Prolongez la critique consacrée au film Les Complexés en reprenant le fil après sa dernière phrase.

▶ **EXTRAIT DU TEXTE**
┄┄┄┄┄┄┄┄┄┄
Les Complexés, Dino Risi, Franco Rossi, Luigi Filippo D’Amico (1965)

La peste soit de l’audacie et des audacieux

Note : 4 sur 5.

Les Complexés

Titre original : I complessi

Année : 1965

Réalisation : Dino Risi, Franco Rossi, Luigi Filippo D’Amico

Avec : Nino Manfredi, Ilaria Occhini, Riccardo Garrone, Alberto Sordi, Claudie Lange, Ugo Tognazzi

Le premier volet réalisé par Dino Risi est de loin le meilleur. Une comédie grinçante et tendre à rapprocher d’Une vie difficile où un grand timide tente de dire à la femme qu’il aime ce qu’il éprouve pour elle. Sans doute le rôle le plus accompli vu jusqu’à présent de Nino Manfredi (dans un emploi similaire, il n’était pas vraiment à son avantage dans un autre Risi, Il gaucho, vu récemment).

Aucune pitrerie ici. On rit surtout des maladresses et beaucoup de la lâcheté édifiante (et touchante jusqu’à un certain point) de son personnage. Comme toujours dans ces comédies de l’attachement et de la misère sentimentale, le choix de l’actrice importe plus que le reste. Celui d’Ilaria Occhini se révèle ainsi judicieux. Si l’on peut difficilement croire en leur amour (au moins, il y a intérêt mutuel), si le trait est un peu forcé en exagérant les défauts de l’un pour accentuer les atours de l’autre, c’est bien parce qu’il faut que le spectateur puisse être virtuellement capable de tomber amoureux en une seconde de cette femme et pester contre cet idiot qui ne s’y prend pas comme il faut (nous, nous saurions y faire, et nous saurions d’autant plus y faire qu’il se prend mal avant nous, et qu’un spectateur, masculin, prend toujours ses désirs, même de spectateur, pour la réalité).
┄┄┄┄┄┄┄┄┄┄
▶ **DONNÉES FOURNIES**
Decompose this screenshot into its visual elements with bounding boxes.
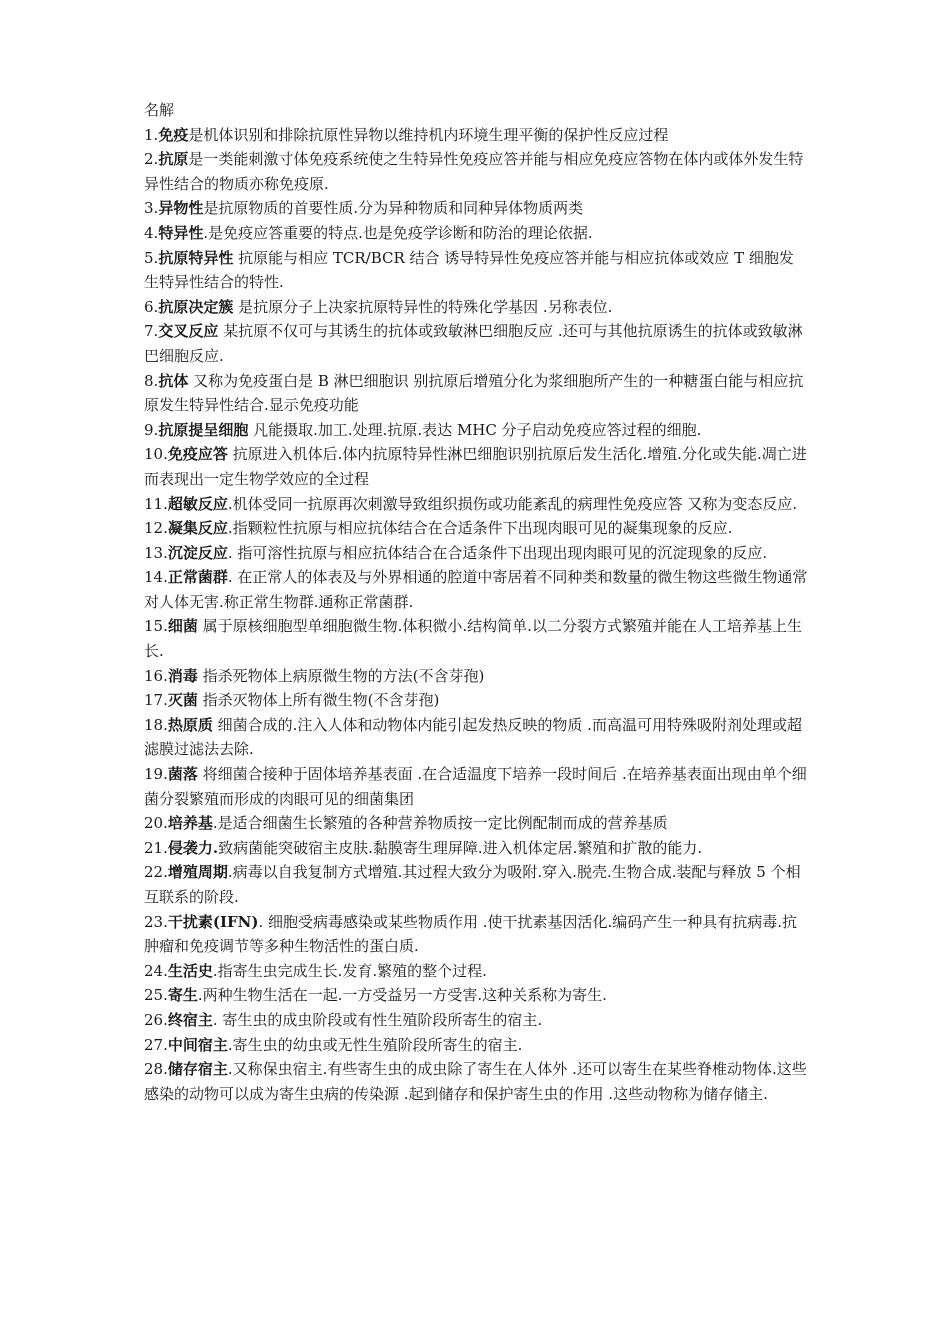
┄┄┄┄┄┄┄┄┄┄
▶ **PROBLÈME RÉSOLU**
Risi ne tombe pas dans le grotesque. Et Ugo Tognazzi a le bon goût de ne pas remplir ce rôle de mariolle excessif (Tognazzi, spécialiste des écarts de mauvais goût au cinéma, apparaît dans la partie, forcément moins réussie, réalisée par Franco Rossi). Manfredi, tout en discrétion, correspond parfaitement au rôle et joue habilement des lunettes (au contraire de son comparse du second volet). Un Alberto Sordi, tout en subtilité, aurait tout aussi bien pu faire l’affaire. L’acteur d’Il boom ou du Veuf l’est beaucoup moins (subtile) dans le dernier sketch, mais l’épisode reste savoureux. Il le doit pour une bonne part à son génie loufoque (comme à son habitude, il est le roi dès qu’il faut proposer, même deux secondes, un regard mort et idiot, de quoi apporter à sa performance d’équilibriste comique, ici, une savante nuance, car son personnage n’a rien de mort ou d’idiot, c’est le moins que l’on puisse dire).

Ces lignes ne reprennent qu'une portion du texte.